▶ The request: Copy out all of the data below with no alterations.

▶ Data supplied:

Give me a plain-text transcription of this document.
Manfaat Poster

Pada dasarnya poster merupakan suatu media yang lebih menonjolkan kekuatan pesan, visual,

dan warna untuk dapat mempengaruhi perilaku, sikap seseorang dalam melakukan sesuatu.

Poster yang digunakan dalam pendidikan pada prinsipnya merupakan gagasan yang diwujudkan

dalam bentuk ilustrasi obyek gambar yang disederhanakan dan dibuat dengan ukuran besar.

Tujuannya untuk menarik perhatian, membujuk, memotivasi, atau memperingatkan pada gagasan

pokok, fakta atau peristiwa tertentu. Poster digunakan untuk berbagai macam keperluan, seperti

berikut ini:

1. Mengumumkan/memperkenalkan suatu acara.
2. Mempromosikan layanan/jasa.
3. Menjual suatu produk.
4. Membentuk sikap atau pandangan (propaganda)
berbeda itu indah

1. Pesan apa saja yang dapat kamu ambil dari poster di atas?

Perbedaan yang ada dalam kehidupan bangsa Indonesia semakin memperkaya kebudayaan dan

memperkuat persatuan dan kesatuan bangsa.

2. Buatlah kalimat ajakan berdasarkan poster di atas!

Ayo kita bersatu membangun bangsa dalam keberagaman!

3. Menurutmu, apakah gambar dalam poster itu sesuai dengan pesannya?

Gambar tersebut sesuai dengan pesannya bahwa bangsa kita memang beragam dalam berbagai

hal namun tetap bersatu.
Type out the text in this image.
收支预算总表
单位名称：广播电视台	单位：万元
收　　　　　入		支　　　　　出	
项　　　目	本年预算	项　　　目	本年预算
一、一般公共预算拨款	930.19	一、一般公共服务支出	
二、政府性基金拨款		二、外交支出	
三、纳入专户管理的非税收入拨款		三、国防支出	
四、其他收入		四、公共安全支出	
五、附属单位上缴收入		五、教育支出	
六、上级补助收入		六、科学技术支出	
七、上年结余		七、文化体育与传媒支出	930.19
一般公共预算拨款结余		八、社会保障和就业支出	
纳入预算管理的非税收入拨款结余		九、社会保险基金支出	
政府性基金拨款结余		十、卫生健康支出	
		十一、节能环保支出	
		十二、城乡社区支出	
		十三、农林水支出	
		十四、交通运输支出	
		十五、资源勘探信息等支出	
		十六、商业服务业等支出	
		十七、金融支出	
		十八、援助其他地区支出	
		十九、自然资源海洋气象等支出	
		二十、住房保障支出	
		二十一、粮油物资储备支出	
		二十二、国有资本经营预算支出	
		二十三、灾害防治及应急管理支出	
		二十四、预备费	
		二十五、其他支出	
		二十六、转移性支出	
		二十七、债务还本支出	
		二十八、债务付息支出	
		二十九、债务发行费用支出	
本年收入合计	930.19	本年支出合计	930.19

▶ Problem solution:
Give me a plain-text transcription of this document.
Manfaat Poster

Pada dasarnya poster merupakan suatu media yang lebih menonjolkan kekuatan pesan, visual,

dan warna untuk dapat mempengaruhi perilaku, sikap seseorang dalam melakukan sesuatu.

Poster yang digunakan dalam pendidikan pada prinsipnya merupakan gagasan yang diwujudkan

dalam bentuk ilustrasi obyek gambar yang disederhanakan dan dibuat dengan ukuran besar.

Tujuannya untuk menarik perhatian, membujuk, memotivasi, atau memperingatkan pada gagasan

pokok, fakta atau peristiwa tertentu. Poster digunakan untuk berbagai macam keperluan, seperti

berikut ini:

1. Mengumumkan/memperkenalkan suatu acara.
2. Mempromosikan layanan/jasa.
3. Menjual suatu produk.
4. Membentuk sikap atau pandangan (propaganda)
berbeda itu indah

1. Pesan apa saja yang dapat kamu ambil dari poster di atas?

Perbedaan yang ada dalam kehidupan bangsa Indonesia semakin memperkaya kebudayaan dan

memperkuat persatuan dan kesatuan bangsa.

2. Buatlah kalimat ajakan berdasarkan poster di atas!

Ayo kita bersatu membangun bangsa dalam keberagaman!

3. Menurutmu, apakah gambar dalam poster itu sesuai dengan pesannya?

Gambar tersebut sesuai dengan pesannya bahwa bangsa kita memang beragam dalam berbagai

hal namun tetap bersatu.
Type out the text in this image.
收支预算总表
单位名称：广播电视台	单位：万元
收　　　　　入		支　　　　　出	
项　　　目	本年预算	项　　　目	本年预算
一、一般公共预算拨款	930.19	一、一般公共服务支出	
二、政府性基金拨款		二、外交支出	
三、纳入专户管理的非税收入拨款		三、国防支出	
四、其他收入		四、公共安全支出	
五、附属单位上缴收入		五、教育支出	
六、上级补助收入		六、科学技术支出	
七、上年结余		七、文化体育与传媒支出	930.19
一般公共预算拨款结余		八、社会保障和就业支出	
纳入预算管理的非税收入拨款结余		九、社会保险基金支出	
政府性基金拨款结余		十、卫生健康支出	
		十一、节能环保支出	
		十二、城乡社区支出	
		十三、农林水支出	
		十四、交通运输支出	
		十五、资源勘探信息等支出	
		十六、商业服务业等支出	
		十七、金融支出	
		十八、援助其他地区支出	
		十九、自然资源海洋气象等支出	
		二十、住房保障支出	
		二十一、粮油物资储备支出	
		二十二、国有资本经营预算支出	
		二十三、灾害防治及应急管理支出	
		二十四、预备费	
		二十五、其他支出	
		二十六、转移性支出	
		二十七、债务还本支出	
		二十八、债务付息支出	
		二十九、债务发行费用支出	
本年收入合计	930.19	本年支出合计	930.19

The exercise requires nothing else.